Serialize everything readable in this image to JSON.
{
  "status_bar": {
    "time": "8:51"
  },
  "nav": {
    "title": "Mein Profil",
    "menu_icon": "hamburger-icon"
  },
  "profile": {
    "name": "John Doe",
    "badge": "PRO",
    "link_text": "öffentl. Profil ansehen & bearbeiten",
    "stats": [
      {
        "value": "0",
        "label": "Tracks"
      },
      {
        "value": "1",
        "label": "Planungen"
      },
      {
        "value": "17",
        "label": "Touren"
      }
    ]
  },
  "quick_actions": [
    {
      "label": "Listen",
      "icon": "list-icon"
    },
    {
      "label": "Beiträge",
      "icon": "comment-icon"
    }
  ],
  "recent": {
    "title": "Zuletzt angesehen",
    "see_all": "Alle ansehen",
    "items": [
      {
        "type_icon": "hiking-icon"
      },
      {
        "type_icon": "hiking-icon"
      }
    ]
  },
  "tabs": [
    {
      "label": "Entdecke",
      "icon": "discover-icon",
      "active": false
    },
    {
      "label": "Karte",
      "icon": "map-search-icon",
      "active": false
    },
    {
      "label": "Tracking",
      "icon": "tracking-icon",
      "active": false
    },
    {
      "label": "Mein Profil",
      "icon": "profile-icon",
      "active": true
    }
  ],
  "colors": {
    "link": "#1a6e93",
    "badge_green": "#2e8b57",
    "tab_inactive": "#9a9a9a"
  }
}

◆ Exercise goal: Look through the listing above. Pick out each line with "icon" and copy it.

◆ Answer below:
    "menu_icon": "hamburger-icon"
      "icon": "list-icon"
      "icon": "comment-icon"
        "type_icon": "hiking-icon"
        "type_icon": "hiking-icon"
      "icon": "discover-icon",
      "icon": "map-search-icon",
      "icon": "tracking-icon",
      "icon": "profile-icon",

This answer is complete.